Dataset records
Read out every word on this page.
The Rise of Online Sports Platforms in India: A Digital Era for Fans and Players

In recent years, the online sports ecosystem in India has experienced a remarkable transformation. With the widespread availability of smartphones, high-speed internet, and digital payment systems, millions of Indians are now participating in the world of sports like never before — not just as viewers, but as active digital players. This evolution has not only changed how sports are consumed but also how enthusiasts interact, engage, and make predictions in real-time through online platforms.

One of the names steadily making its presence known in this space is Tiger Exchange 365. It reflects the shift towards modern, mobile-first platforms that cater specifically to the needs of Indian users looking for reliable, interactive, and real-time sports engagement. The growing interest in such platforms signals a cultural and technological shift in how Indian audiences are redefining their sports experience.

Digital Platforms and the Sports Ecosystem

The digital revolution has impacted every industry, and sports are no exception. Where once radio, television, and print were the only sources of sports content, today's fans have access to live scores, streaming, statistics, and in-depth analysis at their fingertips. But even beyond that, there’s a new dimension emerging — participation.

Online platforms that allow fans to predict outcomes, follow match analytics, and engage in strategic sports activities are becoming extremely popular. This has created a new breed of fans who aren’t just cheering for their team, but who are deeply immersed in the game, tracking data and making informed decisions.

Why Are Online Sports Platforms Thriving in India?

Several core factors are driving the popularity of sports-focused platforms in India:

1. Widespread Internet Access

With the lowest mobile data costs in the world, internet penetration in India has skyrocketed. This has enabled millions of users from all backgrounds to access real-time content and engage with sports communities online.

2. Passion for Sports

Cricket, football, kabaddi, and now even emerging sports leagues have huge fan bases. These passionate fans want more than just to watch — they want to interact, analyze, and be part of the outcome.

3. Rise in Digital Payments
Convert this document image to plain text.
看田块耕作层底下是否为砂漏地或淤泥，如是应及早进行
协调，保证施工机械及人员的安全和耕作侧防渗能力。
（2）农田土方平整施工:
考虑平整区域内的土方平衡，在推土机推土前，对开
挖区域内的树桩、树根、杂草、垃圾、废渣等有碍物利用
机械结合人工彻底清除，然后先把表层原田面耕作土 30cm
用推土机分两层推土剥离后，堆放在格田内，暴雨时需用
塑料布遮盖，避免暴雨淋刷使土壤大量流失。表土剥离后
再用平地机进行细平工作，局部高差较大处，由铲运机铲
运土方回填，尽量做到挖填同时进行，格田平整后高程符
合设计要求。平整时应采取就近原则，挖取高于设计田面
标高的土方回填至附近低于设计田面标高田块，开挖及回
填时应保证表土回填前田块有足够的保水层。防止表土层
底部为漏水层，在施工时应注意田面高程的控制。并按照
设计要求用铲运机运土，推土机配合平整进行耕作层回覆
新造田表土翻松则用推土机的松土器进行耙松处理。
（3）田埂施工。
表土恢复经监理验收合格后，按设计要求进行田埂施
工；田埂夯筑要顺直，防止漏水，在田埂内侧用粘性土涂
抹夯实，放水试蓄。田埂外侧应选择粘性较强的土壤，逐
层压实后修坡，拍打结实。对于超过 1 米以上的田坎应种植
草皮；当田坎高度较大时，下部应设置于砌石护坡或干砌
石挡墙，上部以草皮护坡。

WRITTEN INSTRUCTION: Quote only the lines from the line containing "Convert this document image to plain text." through the end of the listing, please, keeping both the first and the last line.

WRITTEN ANSWER:
Convert this document image to plain text.
看田块耕作层底下是否为砂漏地或淤泥，如是应及早进行
协调，保证施工机械及人员的安全和耕作侧防渗能力。
（2）农田土方平整施工:
考虑平整区域内的土方平衡，在推土机推土前，对开
挖区域内的树桩、树根、杂草、垃圾、废渣等有碍物利用
机械结合人工彻底清除，然后先把表层原田面耕作土 30cm
用推土机分两层推土剥离后，堆放在格田内，暴雨时需用
塑料布遮盖，避免暴雨淋刷使土壤大量流失。表土剥离后
再用平地机进行细平工作，局部高差较大处，由铲运机铲
运土方回填，尽量做到挖填同时进行，格田平整后高程符
合设计要求。平整时应采取就近原则，挖取高于设计田面
标高的土方回填至附近低于设计田面标高田块，开挖及回
填时应保证表土回填前田块有足够的保水层。防止表土层
底部为漏水层，在施工时应注意田面高程的控制。并按照
设计要求用铲运机运土，推土机配合平整进行耕作层回覆
新造田表土翻松则用推土机的松土器进行耙松处理。
（3）田埂施工。
表土恢复经监理验收合格后，按设计要求进行田埂施
工；田埂夯筑要顺直，防止漏水，在田埂内侧用粘性土涂
抹夯实，放水试蓄。田埂外侧应选择粘性较强的土壤，逐
层压实后修坡，拍打结实。对于超过 1 米以上的田坎应种植
草皮；当田坎高度较大时，下部应设置于砌石护坡或干砌
石挡墙，上部以草皮护坡。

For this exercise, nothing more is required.